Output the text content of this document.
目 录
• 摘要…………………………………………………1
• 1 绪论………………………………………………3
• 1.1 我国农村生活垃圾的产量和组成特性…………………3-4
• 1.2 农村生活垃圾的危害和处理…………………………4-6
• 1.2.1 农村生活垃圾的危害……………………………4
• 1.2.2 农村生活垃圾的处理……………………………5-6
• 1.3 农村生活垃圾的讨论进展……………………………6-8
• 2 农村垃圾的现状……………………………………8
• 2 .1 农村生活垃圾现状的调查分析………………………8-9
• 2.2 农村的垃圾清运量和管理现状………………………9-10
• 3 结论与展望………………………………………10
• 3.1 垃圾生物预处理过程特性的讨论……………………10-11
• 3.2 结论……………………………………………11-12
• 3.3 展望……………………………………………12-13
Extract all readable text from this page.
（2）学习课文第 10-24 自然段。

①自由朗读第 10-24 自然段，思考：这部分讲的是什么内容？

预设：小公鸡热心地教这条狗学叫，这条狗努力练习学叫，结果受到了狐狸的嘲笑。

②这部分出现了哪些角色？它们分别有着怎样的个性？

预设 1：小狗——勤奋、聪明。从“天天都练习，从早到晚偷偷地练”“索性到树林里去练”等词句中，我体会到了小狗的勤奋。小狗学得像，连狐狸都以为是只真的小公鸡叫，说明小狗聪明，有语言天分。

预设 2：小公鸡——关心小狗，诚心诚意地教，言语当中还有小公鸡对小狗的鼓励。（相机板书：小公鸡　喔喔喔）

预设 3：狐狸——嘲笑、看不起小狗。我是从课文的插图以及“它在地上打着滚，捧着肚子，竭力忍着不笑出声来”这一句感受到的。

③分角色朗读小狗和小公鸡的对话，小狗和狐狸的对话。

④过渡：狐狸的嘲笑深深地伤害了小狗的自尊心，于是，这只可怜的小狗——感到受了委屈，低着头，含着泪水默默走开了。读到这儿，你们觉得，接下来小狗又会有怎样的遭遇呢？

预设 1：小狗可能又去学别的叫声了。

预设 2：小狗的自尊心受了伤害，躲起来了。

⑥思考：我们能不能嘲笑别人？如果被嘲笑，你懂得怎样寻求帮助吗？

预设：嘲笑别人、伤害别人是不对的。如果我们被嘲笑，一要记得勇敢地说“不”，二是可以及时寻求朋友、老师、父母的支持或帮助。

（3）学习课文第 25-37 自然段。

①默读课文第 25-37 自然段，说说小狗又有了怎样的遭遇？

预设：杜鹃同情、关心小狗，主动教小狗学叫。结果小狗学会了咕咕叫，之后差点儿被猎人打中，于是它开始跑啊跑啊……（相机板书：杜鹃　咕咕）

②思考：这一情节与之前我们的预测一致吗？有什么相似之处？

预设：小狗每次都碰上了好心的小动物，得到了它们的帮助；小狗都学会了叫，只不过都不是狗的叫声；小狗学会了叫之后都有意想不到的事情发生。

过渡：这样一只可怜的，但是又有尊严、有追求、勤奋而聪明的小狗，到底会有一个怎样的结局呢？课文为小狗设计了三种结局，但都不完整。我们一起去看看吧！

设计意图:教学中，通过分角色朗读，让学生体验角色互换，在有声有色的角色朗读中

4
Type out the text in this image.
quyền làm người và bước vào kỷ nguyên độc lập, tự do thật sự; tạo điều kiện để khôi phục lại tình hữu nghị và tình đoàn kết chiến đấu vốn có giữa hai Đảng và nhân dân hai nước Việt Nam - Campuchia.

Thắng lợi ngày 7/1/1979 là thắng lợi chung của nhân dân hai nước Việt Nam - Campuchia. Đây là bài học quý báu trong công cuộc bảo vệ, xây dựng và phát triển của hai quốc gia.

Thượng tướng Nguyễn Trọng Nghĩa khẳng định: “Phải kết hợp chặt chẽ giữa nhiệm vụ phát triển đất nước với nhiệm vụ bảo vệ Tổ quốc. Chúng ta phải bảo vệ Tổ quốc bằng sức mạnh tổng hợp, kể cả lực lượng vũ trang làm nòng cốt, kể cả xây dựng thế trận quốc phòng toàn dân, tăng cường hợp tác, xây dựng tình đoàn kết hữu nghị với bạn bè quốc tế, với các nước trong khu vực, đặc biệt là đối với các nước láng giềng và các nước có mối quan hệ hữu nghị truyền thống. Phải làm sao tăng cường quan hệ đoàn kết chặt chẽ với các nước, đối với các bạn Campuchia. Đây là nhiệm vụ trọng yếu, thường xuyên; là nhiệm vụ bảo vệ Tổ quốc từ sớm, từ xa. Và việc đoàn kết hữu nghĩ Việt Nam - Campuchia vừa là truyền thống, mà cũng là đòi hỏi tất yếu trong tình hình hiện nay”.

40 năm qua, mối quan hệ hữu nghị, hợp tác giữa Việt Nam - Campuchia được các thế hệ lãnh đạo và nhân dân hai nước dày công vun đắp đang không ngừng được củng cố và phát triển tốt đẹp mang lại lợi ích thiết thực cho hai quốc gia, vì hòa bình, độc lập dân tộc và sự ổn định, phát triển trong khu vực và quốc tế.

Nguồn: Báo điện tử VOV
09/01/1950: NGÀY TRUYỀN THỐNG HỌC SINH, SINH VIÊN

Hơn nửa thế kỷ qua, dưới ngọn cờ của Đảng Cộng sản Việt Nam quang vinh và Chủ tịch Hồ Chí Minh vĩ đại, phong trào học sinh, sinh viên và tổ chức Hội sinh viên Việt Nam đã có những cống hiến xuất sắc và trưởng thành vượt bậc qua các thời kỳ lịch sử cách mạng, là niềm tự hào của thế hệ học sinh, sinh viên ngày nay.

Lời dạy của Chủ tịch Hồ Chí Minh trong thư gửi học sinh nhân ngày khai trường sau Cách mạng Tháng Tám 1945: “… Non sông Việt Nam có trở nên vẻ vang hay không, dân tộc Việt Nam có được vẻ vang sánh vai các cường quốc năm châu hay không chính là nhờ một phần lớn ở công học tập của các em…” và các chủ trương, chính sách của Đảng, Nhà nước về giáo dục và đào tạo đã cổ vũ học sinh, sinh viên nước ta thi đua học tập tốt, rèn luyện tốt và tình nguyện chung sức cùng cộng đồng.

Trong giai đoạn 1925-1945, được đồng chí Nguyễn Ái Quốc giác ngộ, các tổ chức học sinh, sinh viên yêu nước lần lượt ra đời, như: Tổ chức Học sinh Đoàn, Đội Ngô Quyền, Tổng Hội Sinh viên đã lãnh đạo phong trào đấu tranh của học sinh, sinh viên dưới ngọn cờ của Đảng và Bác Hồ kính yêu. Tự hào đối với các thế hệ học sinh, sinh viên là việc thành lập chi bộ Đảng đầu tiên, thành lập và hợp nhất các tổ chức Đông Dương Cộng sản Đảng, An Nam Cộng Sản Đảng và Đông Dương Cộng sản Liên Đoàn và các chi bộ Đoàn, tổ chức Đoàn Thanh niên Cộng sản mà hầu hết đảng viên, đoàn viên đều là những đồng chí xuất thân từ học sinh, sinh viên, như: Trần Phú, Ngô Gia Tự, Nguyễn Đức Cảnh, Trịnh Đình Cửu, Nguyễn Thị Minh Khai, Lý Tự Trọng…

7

▬▬▬▬▬▬

### DIRECTIVE
Print back all the lines verbatim.

### FINISHED ANSWER
Output the text content of this document.
目 录
• 摘要…………………………………………………1
• 1 绪论………………………………………………3
• 1.1 我国农村生活垃圾的产量和组成特性…………………3-4
• 1.2 农村生活垃圾的危害和处理…………………………4-6
• 1.2.1 农村生活垃圾的危害……………………………4
• 1.2.2 农村生活垃圾的处理……………………………5-6
• 1.3 农村生活垃圾的讨论进展……………………………6-8
• 2 农村垃圾的现状……………………………………8
• 2 .1 农村生活垃圾现状的调查分析………………………8-9
• 2.2 农村的垃圾清运量和管理现状………………………9-10
• 3 结论与展望………………………………………10
• 3.1 垃圾生物预处理过程特性的讨论……………………10-11
• 3.2 结论……………………………………………11-12
• 3.3 展望……………………………………………12-13
Extract all readable text from this page.
（2）学习课文第 10-24 自然段。

①自由朗读第 10-24 自然段，思考：这部分讲的是什么内容？

预设：小公鸡热心地教这条狗学叫，这条狗努力练习学叫，结果受到了狐狸的嘲笑。

②这部分出现了哪些角色？它们分别有着怎样的个性？

预设 1：小狗——勤奋、聪明。从“天天都练习，从早到晚偷偷地练”“索性到树林里去练”等词句中，我体会到了小狗的勤奋。小狗学得像，连狐狸都以为是只真的小公鸡叫，说明小狗聪明，有语言天分。

预设 2：小公鸡——关心小狗，诚心诚意地教，言语当中还有小公鸡对小狗的鼓励。（相机板书：小公鸡　喔喔喔）

预设 3：狐狸——嘲笑、看不起小狗。我是从课文的插图以及“它在地上打着滚，捧着肚子，竭力忍着不笑出声来”这一句感受到的。

③分角色朗读小狗和小公鸡的对话，小狗和狐狸的对话。

④过渡：狐狸的嘲笑深深地伤害了小狗的自尊心，于是，这只可怜的小狗——感到受了委屈，低着头，含着泪水默默走开了。读到这儿，你们觉得，接下来小狗又会有怎样的遭遇呢？

预设 1：小狗可能又去学别的叫声了。

预设 2：小狗的自尊心受了伤害，躲起来了。

⑥思考：我们能不能嘲笑别人？如果被嘲笑，你懂得怎样寻求帮助吗？

预设：嘲笑别人、伤害别人是不对的。如果我们被嘲笑，一要记得勇敢地说“不”，二是可以及时寻求朋友、老师、父母的支持或帮助。

（3）学习课文第 25-37 自然段。

①默读课文第 25-37 自然段，说说小狗又有了怎样的遭遇？

预设：杜鹃同情、关心小狗，主动教小狗学叫。结果小狗学会了咕咕叫，之后差点儿被猎人打中，于是它开始跑啊跑啊……（相机板书：杜鹃　咕咕）

②思考：这一情节与之前我们的预测一致吗？有什么相似之处？

预设：小狗每次都碰上了好心的小动物，得到了它们的帮助；小狗都学会了叫，只不过都不是狗的叫声；小狗学会了叫之后都有意想不到的事情发生。

过渡：这样一只可怜的，但是又有尊严、有追求、勤奋而聪明的小狗，到底会有一个怎样的结局呢？课文为小狗设计了三种结局，但都不完整。我们一起去看看吧！

设计意图:教学中，通过分角色朗读，让学生体验角色互换，在有声有色的角色朗读中

4
Type out the text in this image.
quyền làm người và bước vào kỷ nguyên độc lập, tự do thật sự; tạo điều kiện để khôi phục lại tình hữu nghị và tình đoàn kết chiến đấu vốn có giữa hai Đảng và nhân dân hai nước Việt Nam - Campuchia.

Thắng lợi ngày 7/1/1979 là thắng lợi chung của nhân dân hai nước Việt Nam - Campuchia. Đây là bài học quý báu trong công cuộc bảo vệ, xây dựng và phát triển của hai quốc gia.

Thượng tướng Nguyễn Trọng Nghĩa khẳng định: “Phải kết hợp chặt chẽ giữa nhiệm vụ phát triển đất nước với nhiệm vụ bảo vệ Tổ quốc. Chúng ta phải bảo vệ Tổ quốc bằng sức mạnh tổng hợp, kể cả lực lượng vũ trang làm nòng cốt, kể cả xây dựng thế trận quốc phòng toàn dân, tăng cường hợp tác, xây dựng tình đoàn kết hữu nghị với bạn bè quốc tế, với các nước trong khu vực, đặc biệt là đối với các nước láng giềng và các nước có mối quan hệ hữu nghị truyền thống. Phải làm sao tăng cường quan hệ đoàn kết chặt chẽ với các nước, đối với các bạn Campuchia. Đây là nhiệm vụ trọng yếu, thường xuyên; là nhiệm vụ bảo vệ Tổ quốc từ sớm, từ xa. Và việc đoàn kết hữu nghĩ Việt Nam - Campuchia vừa là truyền thống, mà cũng là đòi hỏi tất yếu trong tình hình hiện nay”.

40 năm qua, mối quan hệ hữu nghị, hợp tác giữa Việt Nam - Campuchia được các thế hệ lãnh đạo và nhân dân hai nước dày công vun đắp đang không ngừng được củng cố và phát triển tốt đẹp mang lại lợi ích thiết thực cho hai quốc gia, vì hòa bình, độc lập dân tộc và sự ổn định, phát triển trong khu vực và quốc tế.

Nguồn: Báo điện tử VOV
09/01/1950: NGÀY TRUYỀN THỐNG HỌC SINH, SINH VIÊN

Hơn nửa thế kỷ qua, dưới ngọn cờ của Đảng Cộng sản Việt Nam quang vinh và Chủ tịch Hồ Chí Minh vĩ đại, phong trào học sinh, sinh viên và tổ chức Hội sinh viên Việt Nam đã có những cống hiến xuất sắc và trưởng thành vượt bậc qua các thời kỳ lịch sử cách mạng, là niềm tự hào của thế hệ học sinh, sinh viên ngày nay.

Lời dạy của Chủ tịch Hồ Chí Minh trong thư gửi học sinh nhân ngày khai trường sau Cách mạng Tháng Tám 1945: “… Non sông Việt Nam có trở nên vẻ vang hay không, dân tộc Việt Nam có được vẻ vang sánh vai các cường quốc năm châu hay không chính là nhờ một phần lớn ở công học tập của các em…” và các chủ trương, chính sách của Đảng, Nhà nước về giáo dục và đào tạo đã cổ vũ học sinh, sinh viên nước ta thi đua học tập tốt, rèn luyện tốt và tình nguyện chung sức cùng cộng đồng.

Trong giai đoạn 1925-1945, được đồng chí Nguyễn Ái Quốc giác ngộ, các tổ chức học sinh, sinh viên yêu nước lần lượt ra đời, như: Tổ chức Học sinh Đoàn, Đội Ngô Quyền, Tổng Hội Sinh viên đã lãnh đạo phong trào đấu tranh của học sinh, sinh viên dưới ngọn cờ của Đảng và Bác Hồ kính yêu. Tự hào đối với các thế hệ học sinh, sinh viên là việc thành lập chi bộ Đảng đầu tiên, thành lập và hợp nhất các tổ chức Đông Dương Cộng sản Đảng, An Nam Cộng Sản Đảng và Đông Dương Cộng sản Liên Đoàn và các chi bộ Đoàn, tổ chức Đoàn Thanh niên Cộng sản mà hầu hết đảng viên, đoàn viên đều là những đồng chí xuất thân từ học sinh, sinh viên, như: Trần Phú, Ngô Gia Tự, Nguyễn Đức Cảnh, Trịnh Đình Cửu, Nguyễn Thị Minh Khai, Lý Tự Trọng…

7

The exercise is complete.